Extracted records:
begin
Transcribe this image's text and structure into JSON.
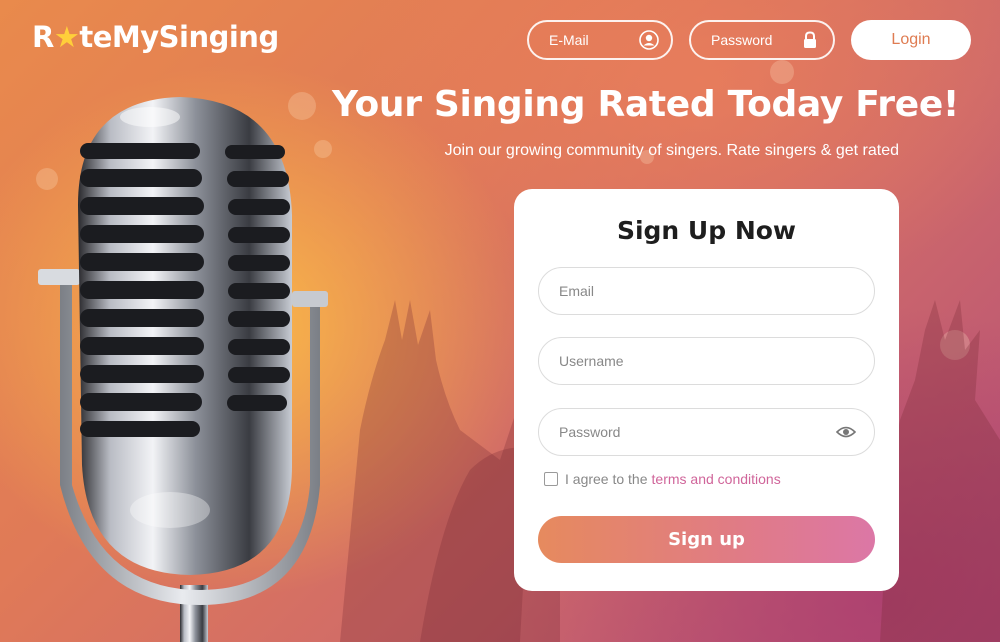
{
  "brand": {
    "name_prefix": "R",
    "name_star": "★",
    "name_suffix": "teMySinging"
  },
  "header": {
    "email_placeholder": "E-Mail",
    "password_placeholder": "Password",
    "login_label": "Login",
    "user_icon": "user-circle-icon",
    "lock_icon": "lock-icon"
  },
  "hero": {
    "headline": "Your Singing Rated Today Free!",
    "subline": "Join our growing community of singers. Rate singers & get rated"
  },
  "signup": {
    "title": "Sign Up Now",
    "email_placeholder": "Email",
    "username_placeholder": "Username",
    "password_placeholder": "Password",
    "eye_icon": "eye-icon",
    "agree_text": "I agree to the",
    "terms_link": "terms and conditions",
    "button_label": "Sign up"
  },
  "colors": {
    "accent": "#df7c52",
    "link": "#d0659a",
    "button_gradient_start": "#e68a5e",
    "button_gradient_end": "#dc77a6"
  }
}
end
:: What the task asks ::
In your copy of the records, include no pictures; repeat everything else exactly.

:: Reply to the task ::
Transcribe this image's text and structure into JSON.
{
  "brand": {
    "name_prefix": "R",
    "name_star": "★",
    "name_suffix": "teMySinging"
  },
  "header": {
    "email_placeholder": "E-Mail",
    "password_placeholder": "Password",
    "login_label": "Login",
    "user_icon": "user-circle-icon",
    "lock_icon": "lock-icon"
  },
  "hero": {
    "headline": "Your Singing Rated Today Free!",
    "subline": "Join our growing community of singers. Rate singers & get rated"
  },
  "signup": {
    "title": "Sign Up Now",
    "email_placeholder": "Email",
    "username_placeholder": "Username",
    "password_placeholder": "Password",
    "eye_icon": "eye-icon",
    "agree_text": "I agree to the",
    "terms_link": "terms and conditions",
    "button_label": "Sign up"
  },
  "colors": {
    "accent": "#df7c52",
    "link": "#d0659a",
    "button_gradient_start": "#e68a5e",
    "button_gradient_end": "#dc77a6"
  }
}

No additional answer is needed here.